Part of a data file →

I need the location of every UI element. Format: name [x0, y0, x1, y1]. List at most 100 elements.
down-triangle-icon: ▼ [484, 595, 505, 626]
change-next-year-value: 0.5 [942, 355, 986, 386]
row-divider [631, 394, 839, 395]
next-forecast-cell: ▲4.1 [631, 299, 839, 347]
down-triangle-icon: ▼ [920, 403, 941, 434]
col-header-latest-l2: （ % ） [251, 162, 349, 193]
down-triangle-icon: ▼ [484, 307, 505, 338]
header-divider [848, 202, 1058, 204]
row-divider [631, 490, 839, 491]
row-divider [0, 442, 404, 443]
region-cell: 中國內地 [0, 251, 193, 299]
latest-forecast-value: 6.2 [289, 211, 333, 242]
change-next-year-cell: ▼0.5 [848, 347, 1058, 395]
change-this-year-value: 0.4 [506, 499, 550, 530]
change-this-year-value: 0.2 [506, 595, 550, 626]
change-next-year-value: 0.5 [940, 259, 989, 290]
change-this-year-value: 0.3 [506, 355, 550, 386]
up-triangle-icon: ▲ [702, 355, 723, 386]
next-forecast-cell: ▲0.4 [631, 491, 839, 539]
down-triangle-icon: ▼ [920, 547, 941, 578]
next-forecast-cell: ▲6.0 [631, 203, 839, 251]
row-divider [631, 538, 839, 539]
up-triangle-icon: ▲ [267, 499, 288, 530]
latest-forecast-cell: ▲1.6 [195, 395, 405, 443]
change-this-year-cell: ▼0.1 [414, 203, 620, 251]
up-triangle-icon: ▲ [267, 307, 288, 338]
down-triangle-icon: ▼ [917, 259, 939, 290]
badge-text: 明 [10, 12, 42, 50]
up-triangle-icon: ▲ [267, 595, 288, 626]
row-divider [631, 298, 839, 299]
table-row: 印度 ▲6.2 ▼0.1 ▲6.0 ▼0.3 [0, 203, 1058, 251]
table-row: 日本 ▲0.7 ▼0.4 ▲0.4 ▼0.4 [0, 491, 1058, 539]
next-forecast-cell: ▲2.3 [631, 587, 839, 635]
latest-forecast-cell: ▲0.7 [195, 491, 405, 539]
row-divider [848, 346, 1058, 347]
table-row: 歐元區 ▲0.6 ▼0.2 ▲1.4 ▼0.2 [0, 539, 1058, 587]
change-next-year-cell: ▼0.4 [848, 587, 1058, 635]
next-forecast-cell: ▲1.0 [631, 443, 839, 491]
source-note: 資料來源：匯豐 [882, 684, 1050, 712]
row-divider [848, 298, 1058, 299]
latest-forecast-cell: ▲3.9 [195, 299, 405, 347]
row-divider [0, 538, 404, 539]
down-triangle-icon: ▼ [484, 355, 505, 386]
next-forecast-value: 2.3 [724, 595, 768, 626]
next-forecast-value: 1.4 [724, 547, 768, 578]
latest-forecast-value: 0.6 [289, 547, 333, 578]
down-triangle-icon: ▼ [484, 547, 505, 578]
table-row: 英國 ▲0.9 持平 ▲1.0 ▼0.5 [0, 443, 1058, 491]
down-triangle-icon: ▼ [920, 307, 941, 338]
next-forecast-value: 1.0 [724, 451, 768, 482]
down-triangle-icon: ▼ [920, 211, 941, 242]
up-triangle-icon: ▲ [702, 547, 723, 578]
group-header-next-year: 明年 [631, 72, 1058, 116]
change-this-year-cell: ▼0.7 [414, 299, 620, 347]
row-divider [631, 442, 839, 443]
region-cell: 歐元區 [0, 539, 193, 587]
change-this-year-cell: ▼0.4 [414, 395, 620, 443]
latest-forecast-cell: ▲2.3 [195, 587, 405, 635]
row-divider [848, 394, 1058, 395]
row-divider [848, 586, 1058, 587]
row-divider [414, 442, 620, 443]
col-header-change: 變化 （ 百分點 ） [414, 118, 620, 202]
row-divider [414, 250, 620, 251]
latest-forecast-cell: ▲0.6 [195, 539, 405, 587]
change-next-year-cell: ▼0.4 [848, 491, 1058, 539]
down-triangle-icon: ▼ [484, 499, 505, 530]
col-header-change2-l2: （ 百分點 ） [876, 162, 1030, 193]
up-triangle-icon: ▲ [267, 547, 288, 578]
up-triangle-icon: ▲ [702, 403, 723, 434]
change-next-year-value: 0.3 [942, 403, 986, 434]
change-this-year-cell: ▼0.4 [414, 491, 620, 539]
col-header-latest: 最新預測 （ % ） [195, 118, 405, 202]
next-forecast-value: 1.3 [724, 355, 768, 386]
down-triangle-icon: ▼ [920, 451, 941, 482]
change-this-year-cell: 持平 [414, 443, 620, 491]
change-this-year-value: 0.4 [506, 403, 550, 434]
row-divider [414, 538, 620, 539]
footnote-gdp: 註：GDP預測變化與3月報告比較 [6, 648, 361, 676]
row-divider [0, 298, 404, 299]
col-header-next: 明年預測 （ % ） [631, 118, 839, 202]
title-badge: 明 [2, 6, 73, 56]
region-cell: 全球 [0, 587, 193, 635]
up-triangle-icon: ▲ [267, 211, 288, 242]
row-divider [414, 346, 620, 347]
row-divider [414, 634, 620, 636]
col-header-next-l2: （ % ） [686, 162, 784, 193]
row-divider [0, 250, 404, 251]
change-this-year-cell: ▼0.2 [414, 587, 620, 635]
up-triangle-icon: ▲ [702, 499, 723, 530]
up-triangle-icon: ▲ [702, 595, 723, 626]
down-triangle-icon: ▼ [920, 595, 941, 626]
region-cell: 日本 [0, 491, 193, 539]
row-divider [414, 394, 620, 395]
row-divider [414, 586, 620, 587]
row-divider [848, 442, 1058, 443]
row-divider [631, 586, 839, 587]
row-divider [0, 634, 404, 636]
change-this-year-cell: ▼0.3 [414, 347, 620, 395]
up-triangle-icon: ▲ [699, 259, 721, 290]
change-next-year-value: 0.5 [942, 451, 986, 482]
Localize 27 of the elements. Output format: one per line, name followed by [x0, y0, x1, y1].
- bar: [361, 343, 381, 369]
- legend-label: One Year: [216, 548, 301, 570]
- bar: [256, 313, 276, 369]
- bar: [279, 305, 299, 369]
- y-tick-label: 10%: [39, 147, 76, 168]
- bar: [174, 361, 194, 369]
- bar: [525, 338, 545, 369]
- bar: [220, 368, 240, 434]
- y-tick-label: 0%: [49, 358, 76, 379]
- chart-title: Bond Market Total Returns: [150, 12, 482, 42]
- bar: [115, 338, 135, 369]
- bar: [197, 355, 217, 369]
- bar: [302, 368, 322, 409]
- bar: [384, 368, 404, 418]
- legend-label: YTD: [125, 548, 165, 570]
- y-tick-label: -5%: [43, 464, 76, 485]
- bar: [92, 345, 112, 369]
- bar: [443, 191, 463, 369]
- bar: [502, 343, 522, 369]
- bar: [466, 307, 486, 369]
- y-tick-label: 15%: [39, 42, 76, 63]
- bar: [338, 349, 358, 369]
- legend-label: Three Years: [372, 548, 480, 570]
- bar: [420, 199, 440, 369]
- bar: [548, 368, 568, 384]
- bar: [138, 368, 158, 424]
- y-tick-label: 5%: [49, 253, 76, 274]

YOUR INSTRUCTIONS →
Transcribe every line of the items above, keeping each character unchanged.

SOLVED PROBLEM →
I need the location of every UI element. Format: name [x0, y0, x1, y1]. List at most 100 elements.
down-triangle-icon: ▼ [484, 595, 505, 626]
change-next-year-value: 0.5 [942, 355, 986, 386]
row-divider [631, 394, 839, 395]
next-forecast-cell: ▲4.1 [631, 299, 839, 347]
down-triangle-icon: ▼ [920, 403, 941, 434]
col-header-latest-l2: （ % ） [251, 162, 349, 193]
down-triangle-icon: ▼ [484, 307, 505, 338]
header-divider [848, 202, 1058, 204]
row-divider [631, 490, 839, 491]
row-divider [0, 442, 404, 443]
region-cell: 中國內地 [0, 251, 193, 299]
latest-forecast-value: 6.2 [289, 211, 333, 242]
change-next-year-cell: ▼0.5 [848, 347, 1058, 395]
change-this-year-value: 0.4 [506, 499, 550, 530]
change-this-year-value: 0.2 [506, 595, 550, 626]
change-next-year-value: 0.5 [940, 259, 989, 290]
change-this-year-value: 0.3 [506, 355, 550, 386]
up-triangle-icon: ▲ [702, 355, 723, 386]
next-forecast-cell: ▲0.4 [631, 491, 839, 539]
down-triangle-icon: ▼ [920, 547, 941, 578]
next-forecast-cell: ▲6.0 [631, 203, 839, 251]
row-divider [631, 538, 839, 539]
up-triangle-icon: ▲ [267, 499, 288, 530]
latest-forecast-cell: ▲1.6 [195, 395, 405, 443]
change-this-year-cell: ▼0.1 [414, 203, 620, 251]
up-triangle-icon: ▲ [267, 307, 288, 338]
down-triangle-icon: ▼ [917, 259, 939, 290]
badge-text: 明 [10, 12, 42, 50]
up-triangle-icon: ▲ [267, 595, 288, 626]
row-divider [631, 298, 839, 299]
table-row: 印度 ▲6.2 ▼0.1 ▲6.0 ▼0.3 [0, 203, 1058, 251]
table-row: 日本 ▲0.7 ▼0.4 ▲0.4 ▼0.4 [0, 491, 1058, 539]
next-forecast-cell: ▲2.3 [631, 587, 839, 635]
latest-forecast-cell: ▲0.7 [195, 491, 405, 539]
row-divider [848, 346, 1058, 347]
table-row: 歐元區 ▲0.6 ▼0.2 ▲1.4 ▼0.2 [0, 539, 1058, 587]
change-next-year-cell: ▼0.4 [848, 587, 1058, 635]
next-forecast-cell: ▲1.0 [631, 443, 839, 491]
source-note: 資料來源：匯豐 [882, 684, 1050, 712]
row-divider [848, 298, 1058, 299]
latest-forecast-cell: ▲3.9 [195, 299, 405, 347]
row-divider [0, 538, 404, 539]
down-triangle-icon: ▼ [484, 355, 505, 386]
next-forecast-value: 2.3 [724, 595, 768, 626]
next-forecast-value: 1.4 [724, 547, 768, 578]
latest-forecast-value: 0.6 [289, 547, 333, 578]
down-triangle-icon: ▼ [484, 547, 505, 578]
table-row: 英國 ▲0.9 持平 ▲1.0 ▼0.5 [0, 443, 1058, 491]
down-triangle-icon: ▼ [920, 307, 941, 338]
next-forecast-value: 1.0 [724, 451, 768, 482]
down-triangle-icon: ▼ [920, 211, 941, 242]
up-triangle-icon: ▲ [702, 547, 723, 578]
group-header-next-year: 明年 [631, 72, 1058, 116]
change-this-year-cell: ▼0.7 [414, 299, 620, 347]
row-divider [631, 442, 839, 443]
region-cell: 歐元區 [0, 539, 193, 587]
change-this-year-cell: ▼0.4 [414, 395, 620, 443]
latest-forecast-cell: ▲2.3 [195, 587, 405, 635]
row-divider [848, 394, 1058, 395]
row-divider [848, 586, 1058, 587]
row-divider [414, 442, 620, 443]
col-header-change: 變化 （ 百分點 ） [414, 118, 620, 202]
row-divider [414, 250, 620, 251]
latest-forecast-cell: ▲0.6 [195, 539, 405, 587]
change-next-year-cell: ▼0.4 [848, 491, 1058, 539]
down-triangle-icon: ▼ [484, 499, 505, 530]
col-header-change2-l2: （ 百分點 ） [876, 162, 1030, 193]
up-triangle-icon: ▲ [267, 547, 288, 578]
up-triangle-icon: ▲ [702, 403, 723, 434]
change-next-year-value: 0.3 [942, 403, 986, 434]
change-this-year-cell: ▼0.4 [414, 491, 620, 539]
col-header-latest: 最新預測 （ % ） [195, 118, 405, 202]
next-forecast-value: 1.3 [724, 355, 768, 386]
down-triangle-icon: ▼ [920, 451, 941, 482]
change-this-year-cell: 持平 [414, 443, 620, 491]
change-this-year-value: 0.4 [506, 403, 550, 434]
row-divider [414, 538, 620, 539]
footnote-gdp: 註：GDP預測變化與3月報告比較 [6, 648, 361, 676]
row-divider [0, 298, 404, 299]
col-header-next: 明年預測 （ % ） [631, 118, 839, 202]
title-badge: 明 [2, 6, 73, 56]
region-cell: 全球 [0, 587, 193, 635]
up-triangle-icon: ▲ [267, 211, 288, 242]
row-divider [414, 346, 620, 347]
row-divider [414, 634, 620, 636]
col-header-next-l2: （ % ） [686, 162, 784, 193]
row-divider [0, 250, 404, 251]
change-this-year-cell: ▼0.2 [414, 587, 620, 635]
up-triangle-icon: ▲ [702, 499, 723, 530]
up-triangle-icon: ▲ [702, 595, 723, 626]
down-triangle-icon: ▼ [920, 595, 941, 626]
region-cell: 日本 [0, 491, 193, 539]
row-divider [414, 394, 620, 395]
row-divider [414, 586, 620, 587]
row-divider [848, 442, 1058, 443]
row-divider [631, 586, 839, 587]
row-divider [0, 634, 404, 636]
change-this-year-cell: ▼0.3 [414, 347, 620, 395]
up-triangle-icon: ▲ [699, 259, 721, 290]
change-next-year-value: 0.5 [942, 451, 986, 482]
Localize 27 of the elements. Output format: one per line, name followed by [x0, y0, x1, y1].
- bar: [361, 343, 381, 369]
- legend-label: One Year: [216, 548, 301, 570]
- bar: [256, 313, 276, 369]
- bar: [279, 305, 299, 369]
- y-tick-label: 10%: [39, 147, 76, 168]
- bar: [174, 361, 194, 369]
- bar: [525, 338, 545, 369]
- bar: [220, 368, 240, 434]
- y-tick-label: 0%: [49, 358, 76, 379]
- chart-title: Bond Market Total Returns: [150, 12, 482, 42]
- bar: [115, 338, 135, 369]
- bar: [197, 355, 217, 369]
- bar: [302, 368, 322, 409]
- bar: [384, 368, 404, 418]
- legend-label: YTD: [125, 548, 165, 570]
- y-tick-label: -5%: [43, 464, 76, 485]
- bar: [92, 345, 112, 369]
- bar: [443, 191, 463, 369]
- bar: [502, 343, 522, 369]
- bar: [466, 307, 486, 369]
- y-tick-label: 15%: [39, 42, 76, 63]
- bar: [338, 349, 358, 369]
- legend-label: Three Years: [372, 548, 480, 570]
- bar: [420, 199, 440, 369]
- bar: [548, 368, 568, 384]
- bar: [138, 368, 158, 424]
- y-tick-label: 5%: [49, 253, 76, 274]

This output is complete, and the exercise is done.